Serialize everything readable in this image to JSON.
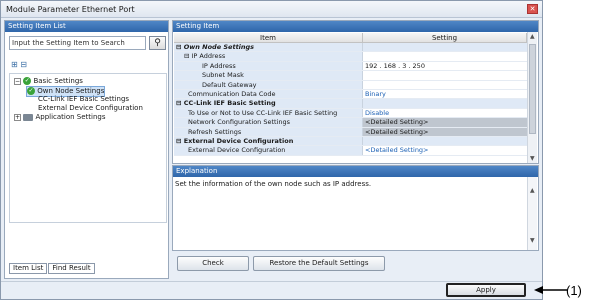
{
  "window": {
    "title": "Module Parameter Ethernet Port"
  },
  "left_panel": {
    "header": "Setting Item List",
    "search_placeholder": "Input the Setting Item to Search",
    "tree": [
      {
        "label": "Basic Settings",
        "level": 0
      },
      {
        "label": "Own Node Settings",
        "level": 1
      },
      {
        "label": "CC-Link IEF Basic Settings",
        "level": 2
      },
      {
        "label": "External Device Configuration",
        "level": 2
      },
      {
        "label": "Application Settings",
        "level": 0
      }
    ],
    "tabs": [
      "Item List",
      "Find Result"
    ]
  },
  "right_panel": {
    "header": "Setting Item",
    "columns": [
      "Item",
      "Setting"
    ],
    "rows": [
      {
        "item": "Own Node Settings",
        "setting": ""
      },
      {
        "item": "IP Address",
        "setting": ""
      },
      {
        "item": "IP Address",
        "setting": "192 . 168 . 3 . 250"
      },
      {
        "item": "Subnet Mask",
        "setting": ""
      },
      {
        "item": "Default Gateway",
        "setting": ""
      },
      {
        "item": "Communication Data Code",
        "setting": "Binary"
      },
      {
        "item": "CC-Link IEF Basic Setting",
        "setting": ""
      },
      {
        "item": "To Use or Not to Use CC-Link IEF Basic Setting",
        "setting": "Disable"
      },
      {
        "item": "Network Configuration Settings",
        "setting": "<Detailed Setting>"
      },
      {
        "item": "Refresh Settings",
        "setting": "<Detailed Setting>"
      },
      {
        "item": "External Device Configuration",
        "setting": ""
      },
      {
        "item": "External Device Configuration",
        "setting": "<Detailed Setting>"
      }
    ]
  },
  "explanation": {
    "header": "Explanation",
    "text": "Set the information of the own node such as IP address."
  },
  "buttons": {
    "check": "Check",
    "restore": "Restore the Default Settings",
    "apply": "Apply"
  },
  "callout": "(1)"
}
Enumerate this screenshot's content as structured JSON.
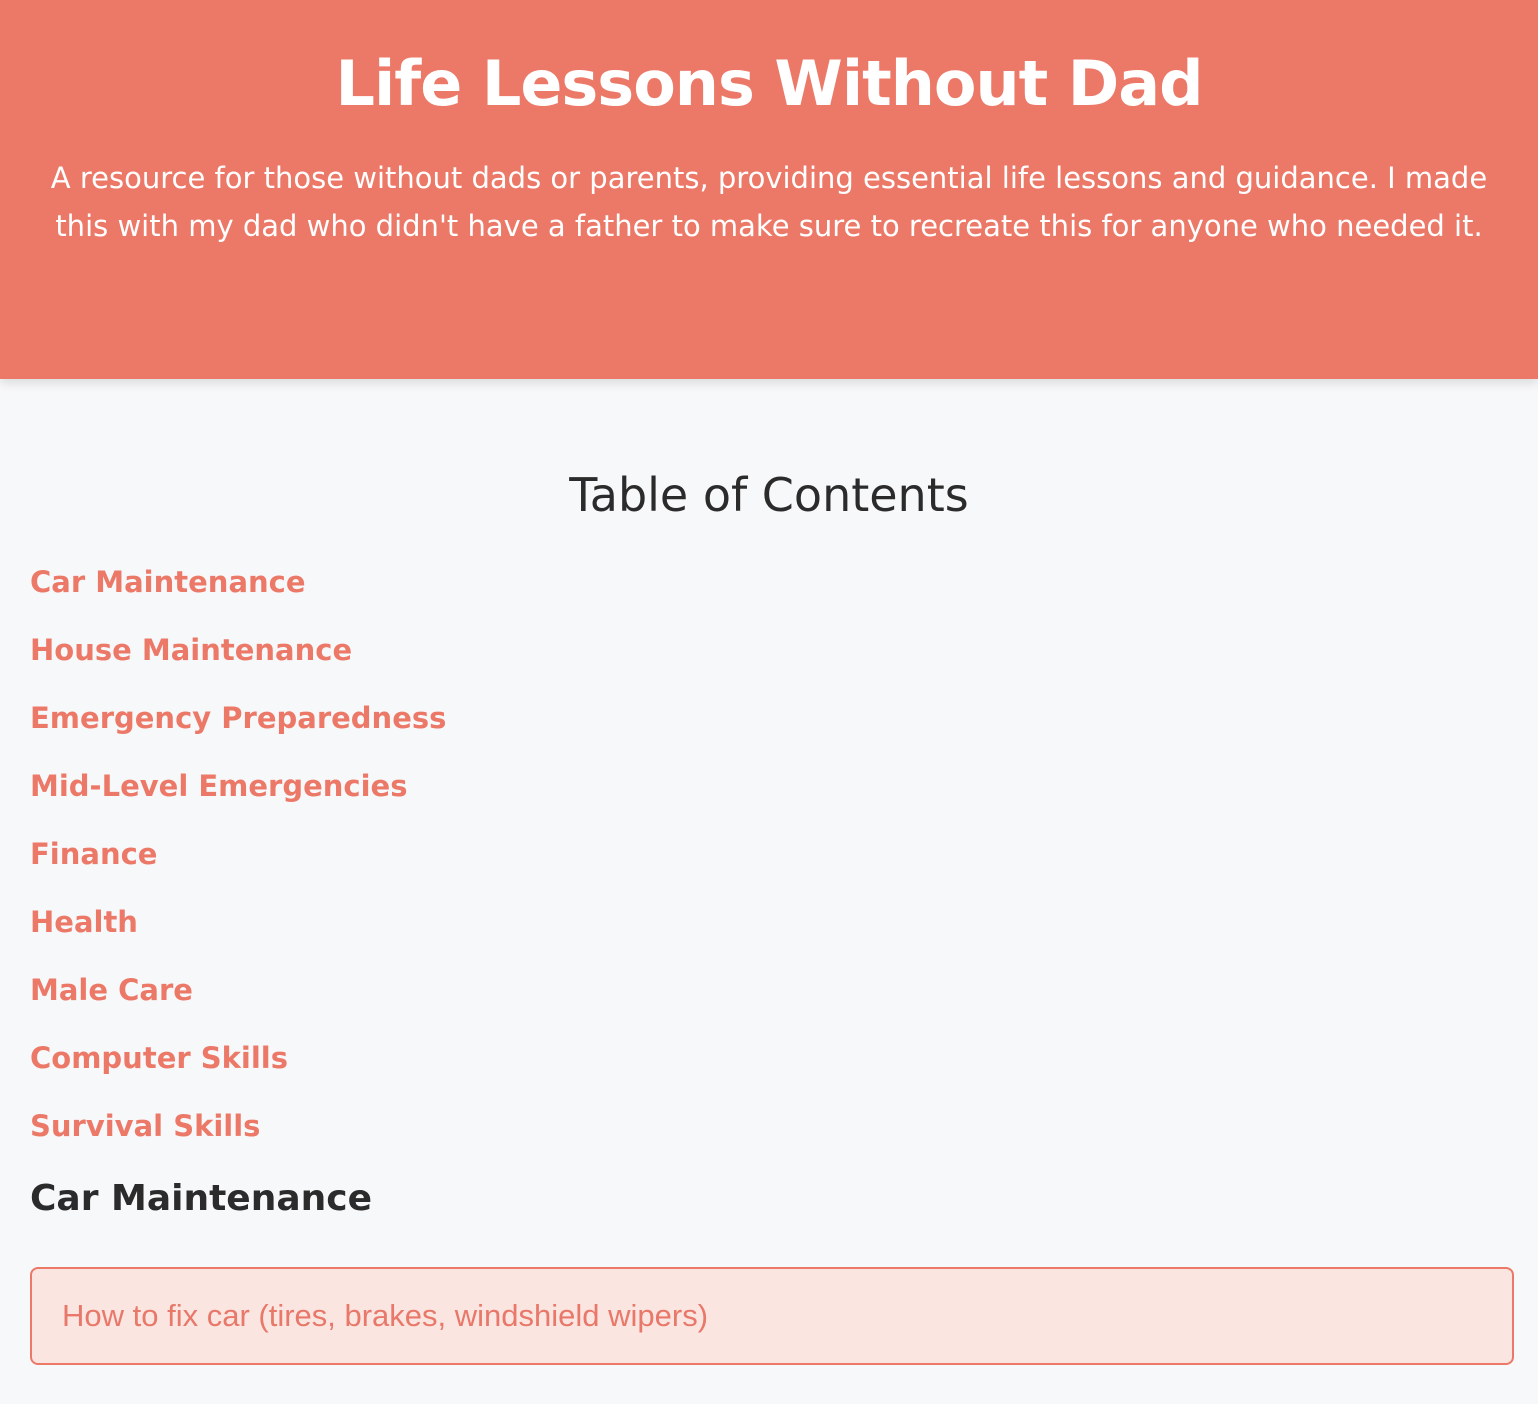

**WORK TO BE COMPLETED**: Working from the material above, transcribe it exactly while omitting pictures.

**TASK RESPONSE**:
Serialize everything readable in this image to JSON.
{
  "window": {
    "title": "Module Parameter Ethernet Port"
  },
  "left_panel": {
    "header": "Setting Item List",
    "search_placeholder": "Input the Setting Item to Search",
    "tree": [
      {
        "label": "Basic Settings",
        "level": 0
      },
      {
        "label": "Own Node Settings",
        "level": 1
      },
      {
        "label": "CC-Link IEF Basic Settings",
        "level": 2
      },
      {
        "label": "External Device Configuration",
        "level": 2
      },
      {
        "label": "Application Settings",
        "level": 0
      }
    ],
    "tabs": [
      "Item List",
      "Find Result"
    ]
  },
  "right_panel": {
    "header": "Setting Item",
    "columns": [
      "Item",
      "Setting"
    ],
    "rows": [
      {
        "item": "Own Node Settings",
        "setting": ""
      },
      {
        "item": "IP Address",
        "setting": ""
      },
      {
        "item": "IP Address",
        "setting": "192 . 168 . 3 . 250"
      },
      {
        "item": "Subnet Mask",
        "setting": ""
      },
      {
        "item": "Default Gateway",
        "setting": ""
      },
      {
        "item": "Communication Data Code",
        "setting": "Binary"
      },
      {
        "item": "CC-Link IEF Basic Setting",
        "setting": ""
      },
      {
        "item": "To Use or Not to Use CC-Link IEF Basic Setting",
        "setting": "Disable"
      },
      {
        "item": "Network Configuration Settings",
        "setting": "<Detailed Setting>"
      },
      {
        "item": "Refresh Settings",
        "setting": "<Detailed Setting>"
      },
      {
        "item": "External Device Configuration",
        "setting": ""
      },
      {
        "item": "External Device Configuration",
        "setting": "<Detailed Setting>"
      }
    ]
  },
  "explanation": {
    "header": "Explanation",
    "text": "Set the information of the own node such as IP address."
  },
  "buttons": {
    "check": "Check",
    "restore": "Restore the Default Settings",
    "apply": "Apply"
  },
  "callout": "(1)"
}
Enumerate this screenshot's content as structured JSON.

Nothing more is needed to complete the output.